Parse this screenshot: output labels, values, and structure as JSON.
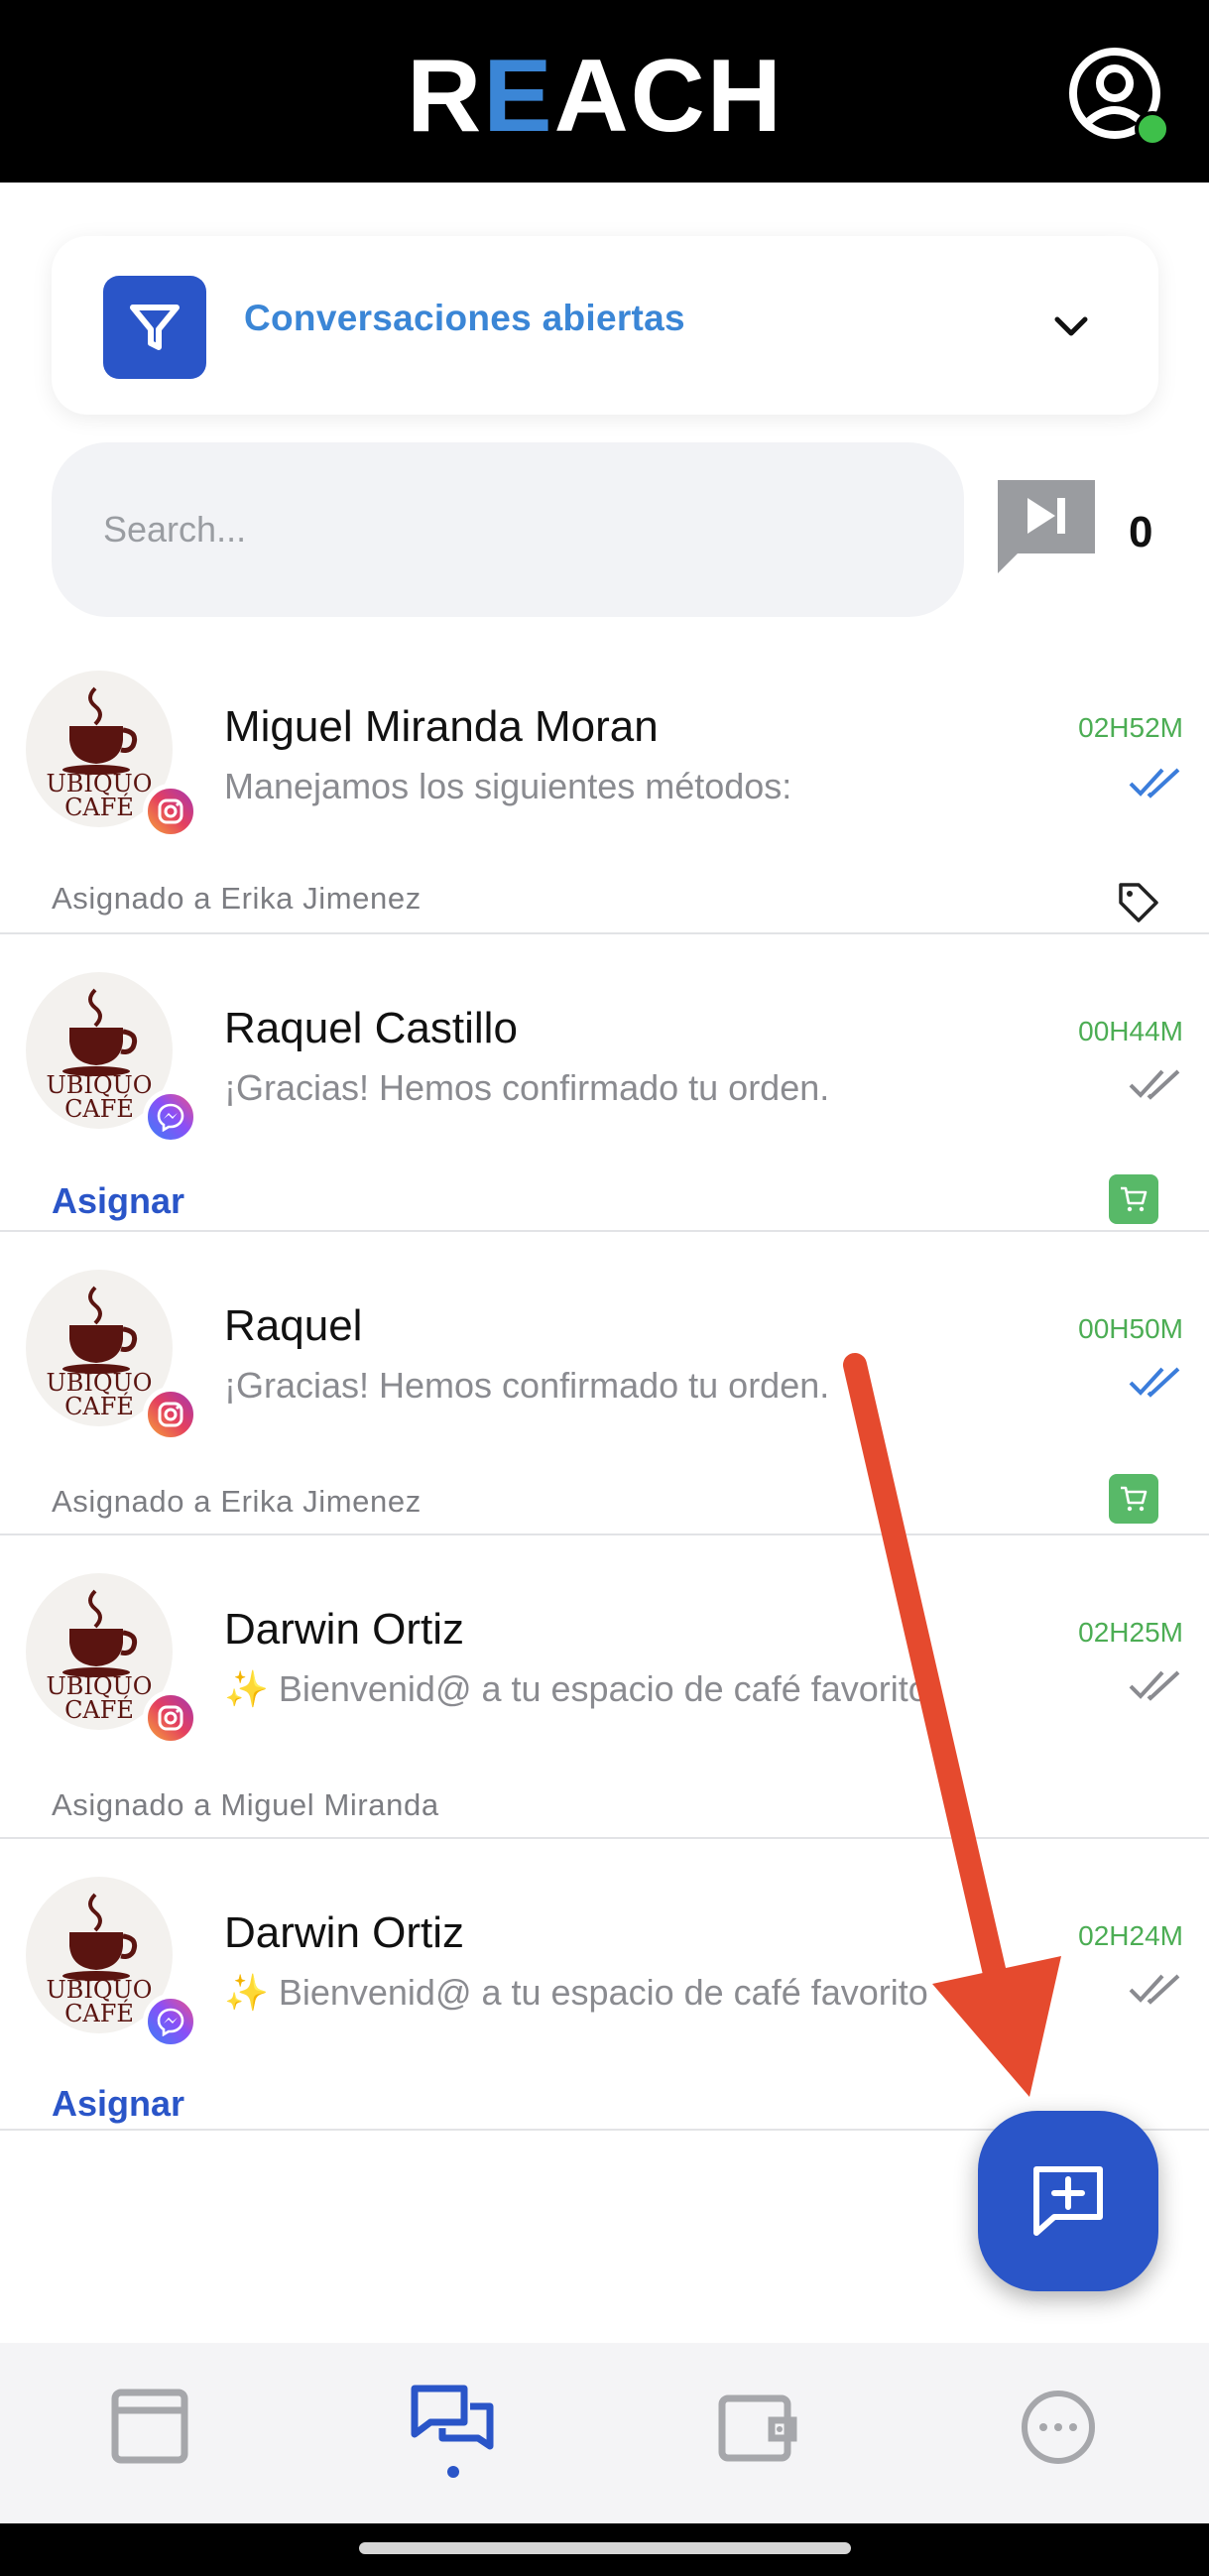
{
  "header": {
    "logo_text": "REACH",
    "accent_color": "#3b86d6",
    "status_color": "#3ec04a"
  },
  "filter": {
    "label": "Conversaciones abiertas",
    "icon": "filter-icon",
    "dropdown_icon": "chevron-down-icon"
  },
  "search": {
    "placeholder": "Search...",
    "value": ""
  },
  "queue": {
    "icon": "skip-next-icon",
    "count": "0"
  },
  "conversations": [
    {
      "name": "Miguel Miranda Moran",
      "message": "Manejamos los siguientes métodos:",
      "time": "02H52M",
      "channel": "instagram",
      "read": true,
      "assignment": "Asignado a Erika Jimenez",
      "assign_action": "",
      "flag_icon": "tag-icon"
    },
    {
      "name": "Raquel Castillo",
      "message": "¡Gracias! Hemos confirmado tu orden.",
      "time": "00H44M",
      "channel": "messenger",
      "read": false,
      "assignment": "",
      "assign_action": "Asignar",
      "flag_icon": "cart-icon"
    },
    {
      "name": "Raquel",
      "message": "¡Gracias! Hemos confirmado tu orden.",
      "time": "00H50M",
      "channel": "instagram",
      "read": true,
      "assignment": "Asignado a Erika Jimenez",
      "assign_action": "",
      "flag_icon": "cart-icon"
    },
    {
      "name": "Darwin Ortiz",
      "message": "✨ Bienvenid@ a tu espacio de café favorito",
      "time": "02H25M",
      "channel": "instagram",
      "read": false,
      "assignment": "Asignado a Miguel Miranda",
      "assign_action": "",
      "flag_icon": ""
    },
    {
      "name": "Darwin Ortiz",
      "message": "✨ Bienvenid@ a tu espacio de café favorito",
      "time": "02H24M",
      "channel": "messenger",
      "read": false,
      "assignment": "",
      "assign_action": "Asignar",
      "flag_icon": ""
    }
  ],
  "avatar": {
    "line1": "UBIQUO",
    "line2": "CAFÉ",
    "brand_color": "#5a1410"
  },
  "fab": {
    "icon": "new-message-icon"
  },
  "bottom_nav": {
    "items": [
      "window-icon",
      "chat-bubbles-icon",
      "wallet-icon",
      "more-icon"
    ],
    "active": "chat-bubbles-icon"
  }
}
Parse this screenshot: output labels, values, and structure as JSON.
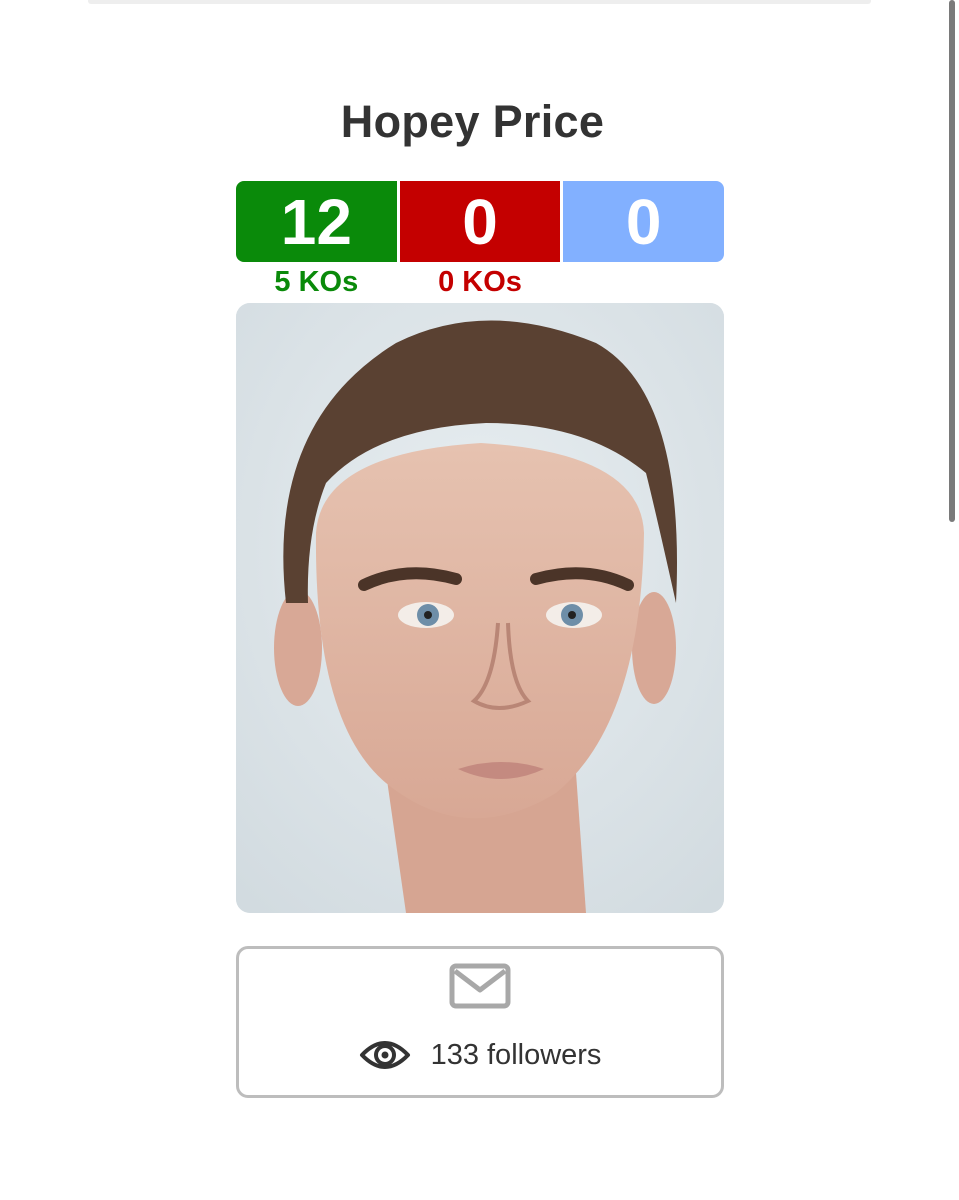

What is needed
Reproduce the listing above exactly, excluding all pictures.

Output of the task
Parse this screenshot: output labels, values, and structure as JSON.
{
  "header": {
    "logo_text": "REACH",
    "accent_color": "#3b86d6",
    "status_color": "#3ec04a"
  },
  "filter": {
    "label": "Conversaciones abiertas",
    "icon": "filter-icon",
    "dropdown_icon": "chevron-down-icon"
  },
  "search": {
    "placeholder": "Search...",
    "value": ""
  },
  "queue": {
    "icon": "skip-next-icon",
    "count": "0"
  },
  "conversations": [
    {
      "name": "Miguel Miranda Moran",
      "message": "Manejamos los siguientes métodos:",
      "time": "02H52M",
      "channel": "instagram",
      "read": true,
      "assignment": "Asignado a Erika Jimenez",
      "assign_action": "",
      "flag_icon": "tag-icon"
    },
    {
      "name": "Raquel Castillo",
      "message": "¡Gracias! Hemos confirmado tu orden.",
      "time": "00H44M",
      "channel": "messenger",
      "read": false,
      "assignment": "",
      "assign_action": "Asignar",
      "flag_icon": "cart-icon"
    },
    {
      "name": "Raquel",
      "message": "¡Gracias! Hemos confirmado tu orden.",
      "time": "00H50M",
      "channel": "instagram",
      "read": true,
      "assignment": "Asignado a Erika Jimenez",
      "assign_action": "",
      "flag_icon": "cart-icon"
    },
    {
      "name": "Darwin Ortiz",
      "message": "✨ Bienvenid@ a tu espacio de café favorito",
      "time": "02H25M",
      "channel": "instagram",
      "read": false,
      "assignment": "Asignado a Miguel Miranda",
      "assign_action": "",
      "flag_icon": ""
    },
    {
      "name": "Darwin Ortiz",
      "message": "✨ Bienvenid@ a tu espacio de café favorito",
      "time": "02H24M",
      "channel": "messenger",
      "read": false,
      "assignment": "",
      "assign_action": "Asignar",
      "flag_icon": ""
    }
  ],
  "avatar": {
    "line1": "UBIQUO",
    "line2": "CAFÉ",
    "brand_color": "#5a1410"
  },
  "fab": {
    "icon": "new-message-icon"
  },
  "bottom_nav": {
    "items": [
      "window-icon",
      "chat-bubbles-icon",
      "wallet-icon",
      "more-icon"
    ],
    "active": "chat-bubbles-icon"
  }
}
Parse this screenshot: output labels, values, and structure as JSON.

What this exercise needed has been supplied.